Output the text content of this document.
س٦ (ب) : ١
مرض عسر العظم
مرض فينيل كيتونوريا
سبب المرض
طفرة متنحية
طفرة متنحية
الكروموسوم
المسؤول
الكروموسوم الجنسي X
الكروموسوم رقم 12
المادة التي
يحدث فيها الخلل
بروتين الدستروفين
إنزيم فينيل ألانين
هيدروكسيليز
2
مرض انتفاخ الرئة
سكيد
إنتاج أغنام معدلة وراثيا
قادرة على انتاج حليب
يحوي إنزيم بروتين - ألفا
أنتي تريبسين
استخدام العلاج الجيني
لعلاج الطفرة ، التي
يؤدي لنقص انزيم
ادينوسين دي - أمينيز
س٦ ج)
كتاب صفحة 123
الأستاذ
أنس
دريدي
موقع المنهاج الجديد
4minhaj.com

◆ WHAT YOU WILL DO ◆
Extract the complete set of records unchanged.

◆ SOLUTION FOR THIS EXERCISE ◆
Output the text content of this document.
س٦ (ب) : ١
مرض عسر العظم
مرض فينيل كيتونوريا
سبب المرض
طفرة متنحية
طفرة متنحية
الكروموسوم
المسؤول
الكروموسوم الجنسي X
الكروموسوم رقم 12
المادة التي
يحدث فيها الخلل
بروتين الدستروفين
إنزيم فينيل ألانين
هيدروكسيليز
2
مرض انتفاخ الرئة
سكيد
إنتاج أغنام معدلة وراثيا
قادرة على انتاج حليب
يحوي إنزيم بروتين - ألفا
أنتي تريبسين
استخدام العلاج الجيني
لعلاج الطفرة ، التي
يؤدي لنقص انزيم
ادينوسين دي - أمينيز
س٦ ج)
كتاب صفحة 123
الأستاذ
أنس
دريدي
موقع المنهاج الجديد
4minhaj.com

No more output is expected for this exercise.